◆ Provided material
[BEGIN]

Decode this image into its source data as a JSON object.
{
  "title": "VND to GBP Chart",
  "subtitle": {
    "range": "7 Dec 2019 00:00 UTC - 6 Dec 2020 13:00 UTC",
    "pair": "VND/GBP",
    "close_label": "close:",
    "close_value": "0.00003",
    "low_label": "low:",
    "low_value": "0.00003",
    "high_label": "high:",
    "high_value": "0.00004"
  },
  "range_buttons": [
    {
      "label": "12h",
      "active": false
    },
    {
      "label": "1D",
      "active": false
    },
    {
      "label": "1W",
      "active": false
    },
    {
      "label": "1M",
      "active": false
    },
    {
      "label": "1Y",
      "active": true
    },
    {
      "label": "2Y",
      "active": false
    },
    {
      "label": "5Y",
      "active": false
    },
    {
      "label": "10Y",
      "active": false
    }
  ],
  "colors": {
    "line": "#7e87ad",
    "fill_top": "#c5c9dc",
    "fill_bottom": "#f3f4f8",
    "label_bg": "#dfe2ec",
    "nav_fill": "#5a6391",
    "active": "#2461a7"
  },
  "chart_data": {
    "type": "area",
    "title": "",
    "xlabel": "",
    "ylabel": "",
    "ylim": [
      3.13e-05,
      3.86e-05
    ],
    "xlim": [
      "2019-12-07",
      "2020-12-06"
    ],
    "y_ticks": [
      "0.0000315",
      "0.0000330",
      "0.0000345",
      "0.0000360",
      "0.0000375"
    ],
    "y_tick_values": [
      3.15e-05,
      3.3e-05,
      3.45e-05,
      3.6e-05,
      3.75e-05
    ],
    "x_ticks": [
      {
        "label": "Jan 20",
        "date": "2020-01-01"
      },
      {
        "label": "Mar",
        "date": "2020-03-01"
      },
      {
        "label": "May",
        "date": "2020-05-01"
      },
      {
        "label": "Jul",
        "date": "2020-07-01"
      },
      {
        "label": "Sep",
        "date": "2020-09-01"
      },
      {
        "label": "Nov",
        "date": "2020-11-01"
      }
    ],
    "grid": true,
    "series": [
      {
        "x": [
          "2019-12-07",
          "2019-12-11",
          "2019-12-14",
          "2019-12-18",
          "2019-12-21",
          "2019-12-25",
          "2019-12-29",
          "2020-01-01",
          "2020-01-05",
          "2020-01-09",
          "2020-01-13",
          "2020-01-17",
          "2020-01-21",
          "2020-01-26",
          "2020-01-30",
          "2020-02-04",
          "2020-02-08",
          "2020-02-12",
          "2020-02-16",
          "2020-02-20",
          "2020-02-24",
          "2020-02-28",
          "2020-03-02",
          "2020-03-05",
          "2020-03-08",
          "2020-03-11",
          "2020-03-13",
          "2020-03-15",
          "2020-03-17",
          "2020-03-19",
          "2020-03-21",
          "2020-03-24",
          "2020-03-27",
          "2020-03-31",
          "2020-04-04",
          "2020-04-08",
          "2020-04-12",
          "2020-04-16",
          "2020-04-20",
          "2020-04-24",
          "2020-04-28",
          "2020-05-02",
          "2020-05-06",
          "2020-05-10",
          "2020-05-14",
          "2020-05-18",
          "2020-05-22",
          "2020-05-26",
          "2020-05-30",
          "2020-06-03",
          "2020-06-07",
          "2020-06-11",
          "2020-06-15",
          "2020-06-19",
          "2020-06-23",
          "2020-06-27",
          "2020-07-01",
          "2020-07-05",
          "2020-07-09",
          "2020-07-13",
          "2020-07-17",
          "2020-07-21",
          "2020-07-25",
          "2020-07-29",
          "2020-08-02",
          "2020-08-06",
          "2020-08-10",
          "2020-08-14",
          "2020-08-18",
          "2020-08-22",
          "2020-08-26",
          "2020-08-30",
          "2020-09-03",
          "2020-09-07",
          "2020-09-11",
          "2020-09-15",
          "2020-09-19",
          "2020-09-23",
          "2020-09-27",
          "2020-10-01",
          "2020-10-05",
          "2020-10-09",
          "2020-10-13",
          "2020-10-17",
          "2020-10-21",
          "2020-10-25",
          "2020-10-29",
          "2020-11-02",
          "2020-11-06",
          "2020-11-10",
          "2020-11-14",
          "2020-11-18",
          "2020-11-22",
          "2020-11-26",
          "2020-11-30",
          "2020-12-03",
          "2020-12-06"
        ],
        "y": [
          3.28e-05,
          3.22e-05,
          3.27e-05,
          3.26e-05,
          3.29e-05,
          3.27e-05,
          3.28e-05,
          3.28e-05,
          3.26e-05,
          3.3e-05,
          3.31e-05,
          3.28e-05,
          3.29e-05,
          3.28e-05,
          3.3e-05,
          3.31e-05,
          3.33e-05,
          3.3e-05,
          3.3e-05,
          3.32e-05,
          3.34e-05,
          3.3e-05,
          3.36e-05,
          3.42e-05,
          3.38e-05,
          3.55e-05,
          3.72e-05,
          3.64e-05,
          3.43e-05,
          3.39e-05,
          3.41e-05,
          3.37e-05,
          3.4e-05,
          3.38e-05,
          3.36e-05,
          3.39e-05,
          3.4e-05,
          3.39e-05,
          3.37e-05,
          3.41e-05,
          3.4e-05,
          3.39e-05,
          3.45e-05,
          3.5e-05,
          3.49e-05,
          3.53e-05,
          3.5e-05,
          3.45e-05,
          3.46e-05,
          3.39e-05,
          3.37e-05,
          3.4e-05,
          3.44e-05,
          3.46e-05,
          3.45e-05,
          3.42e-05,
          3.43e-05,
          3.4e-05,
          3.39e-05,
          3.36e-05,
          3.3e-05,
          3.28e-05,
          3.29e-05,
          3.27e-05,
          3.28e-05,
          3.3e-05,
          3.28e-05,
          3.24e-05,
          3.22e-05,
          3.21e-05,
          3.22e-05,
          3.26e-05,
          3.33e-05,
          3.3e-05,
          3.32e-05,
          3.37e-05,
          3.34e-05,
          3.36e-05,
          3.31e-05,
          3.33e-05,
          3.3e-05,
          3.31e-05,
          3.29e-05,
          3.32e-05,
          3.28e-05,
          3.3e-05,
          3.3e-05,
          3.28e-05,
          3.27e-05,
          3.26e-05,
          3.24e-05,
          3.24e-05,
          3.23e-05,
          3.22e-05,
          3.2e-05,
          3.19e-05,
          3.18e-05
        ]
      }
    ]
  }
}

[END]

◆ Work instructions
Give the listing again, word for word.

◆ Solution to this problem
Decode this image into its source data as a JSON object.
{
  "title": "VND to GBP Chart",
  "subtitle": {
    "range": "7 Dec 2019 00:00 UTC - 6 Dec 2020 13:00 UTC",
    "pair": "VND/GBP",
    "close_label": "close:",
    "close_value": "0.00003",
    "low_label": "low:",
    "low_value": "0.00003",
    "high_label": "high:",
    "high_value": "0.00004"
  },
  "range_buttons": [
    {
      "label": "12h",
      "active": false
    },
    {
      "label": "1D",
      "active": false
    },
    {
      "label": "1W",
      "active": false
    },
    {
      "label": "1M",
      "active": false
    },
    {
      "label": "1Y",
      "active": true
    },
    {
      "label": "2Y",
      "active": false
    },
    {
      "label": "5Y",
      "active": false
    },
    {
      "label": "10Y",
      "active": false
    }
  ],
  "colors": {
    "line": "#7e87ad",
    "fill_top": "#c5c9dc",
    "fill_bottom": "#f3f4f8",
    "label_bg": "#dfe2ec",
    "nav_fill": "#5a6391",
    "active": "#2461a7"
  },
  "chart_data": {
    "type": "area",
    "title": "",
    "xlabel": "",
    "ylabel": "",
    "ylim": [
      3.13e-05,
      3.86e-05
    ],
    "xlim": [
      "2019-12-07",
      "2020-12-06"
    ],
    "y_ticks": [
      "0.0000315",
      "0.0000330",
      "0.0000345",
      "0.0000360",
      "0.0000375"
    ],
    "y_tick_values": [
      3.15e-05,
      3.3e-05,
      3.45e-05,
      3.6e-05,
      3.75e-05
    ],
    "x_ticks": [
      {
        "label": "Jan 20",
        "date": "2020-01-01"
      },
      {
        "label": "Mar",
        "date": "2020-03-01"
      },
      {
        "label": "May",
        "date": "2020-05-01"
      },
      {
        "label": "Jul",
        "date": "2020-07-01"
      },
      {
        "label": "Sep",
        "date": "2020-09-01"
      },
      {
        "label": "Nov",
        "date": "2020-11-01"
      }
    ],
    "grid": true,
    "series": [
      {
        "x": [
          "2019-12-07",
          "2019-12-11",
          "2019-12-14",
          "2019-12-18",
          "2019-12-21",
          "2019-12-25",
          "2019-12-29",
          "2020-01-01",
          "2020-01-05",
          "2020-01-09",
          "2020-01-13",
          "2020-01-17",
          "2020-01-21",
          "2020-01-26",
          "2020-01-30",
          "2020-02-04",
          "2020-02-08",
          "2020-02-12",
          "2020-02-16",
          "2020-02-20",
          "2020-02-24",
          "2020-02-28",
          "2020-03-02",
          "2020-03-05",
          "2020-03-08",
          "2020-03-11",
          "2020-03-13",
          "2020-03-15",
          "2020-03-17",
          "2020-03-19",
          "2020-03-21",
          "2020-03-24",
          "2020-03-27",
          "2020-03-31",
          "2020-04-04",
          "2020-04-08",
          "2020-04-12",
          "2020-04-16",
          "2020-04-20",
          "2020-04-24",
          "2020-04-28",
          "2020-05-02",
          "2020-05-06",
          "2020-05-10",
          "2020-05-14",
          "2020-05-18",
          "2020-05-22",
          "2020-05-26",
          "2020-05-30",
          "2020-06-03",
          "2020-06-07",
          "2020-06-11",
          "2020-06-15",
          "2020-06-19",
          "2020-06-23",
          "2020-06-27",
          "2020-07-01",
          "2020-07-05",
          "2020-07-09",
          "2020-07-13",
          "2020-07-17",
          "2020-07-21",
          "2020-07-25",
          "2020-07-29",
          "2020-08-02",
          "2020-08-06",
          "2020-08-10",
          "2020-08-14",
          "2020-08-18",
          "2020-08-22",
          "2020-08-26",
          "2020-08-30",
          "2020-09-03",
          "2020-09-07",
          "2020-09-11",
          "2020-09-15",
          "2020-09-19",
          "2020-09-23",
          "2020-09-27",
          "2020-10-01",
          "2020-10-05",
          "2020-10-09",
          "2020-10-13",
          "2020-10-17",
          "2020-10-21",
          "2020-10-25",
          "2020-10-29",
          "2020-11-02",
          "2020-11-06",
          "2020-11-10",
          "2020-11-14",
          "2020-11-18",
          "2020-11-22",
          "2020-11-26",
          "2020-11-30",
          "2020-12-03",
          "2020-12-06"
        ],
        "y": [
          3.28e-05,
          3.22e-05,
          3.27e-05,
          3.26e-05,
          3.29e-05,
          3.27e-05,
          3.28e-05,
          3.28e-05,
          3.26e-05,
          3.3e-05,
          3.31e-05,
          3.28e-05,
          3.29e-05,
          3.28e-05,
          3.3e-05,
          3.31e-05,
          3.33e-05,
          3.3e-05,
          3.3e-05,
          3.32e-05,
          3.34e-05,
          3.3e-05,
          3.36e-05,
          3.42e-05,
          3.38e-05,
          3.55e-05,
          3.72e-05,
          3.64e-05,
          3.43e-05,
          3.39e-05,
          3.41e-05,
          3.37e-05,
          3.4e-05,
          3.38e-05,
          3.36e-05,
          3.39e-05,
          3.4e-05,
          3.39e-05,
          3.37e-05,
          3.41e-05,
          3.4e-05,
          3.39e-05,
          3.45e-05,
          3.5e-05,
          3.49e-05,
          3.53e-05,
          3.5e-05,
          3.45e-05,
          3.46e-05,
          3.39e-05,
          3.37e-05,
          3.4e-05,
          3.44e-05,
          3.46e-05,
          3.45e-05,
          3.42e-05,
          3.43e-05,
          3.4e-05,
          3.39e-05,
          3.36e-05,
          3.3e-05,
          3.28e-05,
          3.29e-05,
          3.27e-05,
          3.28e-05,
          3.3e-05,
          3.28e-05,
          3.24e-05,
          3.22e-05,
          3.21e-05,
          3.22e-05,
          3.26e-05,
          3.33e-05,
          3.3e-05,
          3.32e-05,
          3.37e-05,
          3.34e-05,
          3.36e-05,
          3.31e-05,
          3.33e-05,
          3.3e-05,
          3.31e-05,
          3.29e-05,
          3.32e-05,
          3.28e-05,
          3.3e-05,
          3.3e-05,
          3.28e-05,
          3.27e-05,
          3.26e-05,
          3.24e-05,
          3.24e-05,
          3.23e-05,
          3.22e-05,
          3.2e-05,
          3.19e-05,
          3.18e-05
        ]
      }
    ]
  }
}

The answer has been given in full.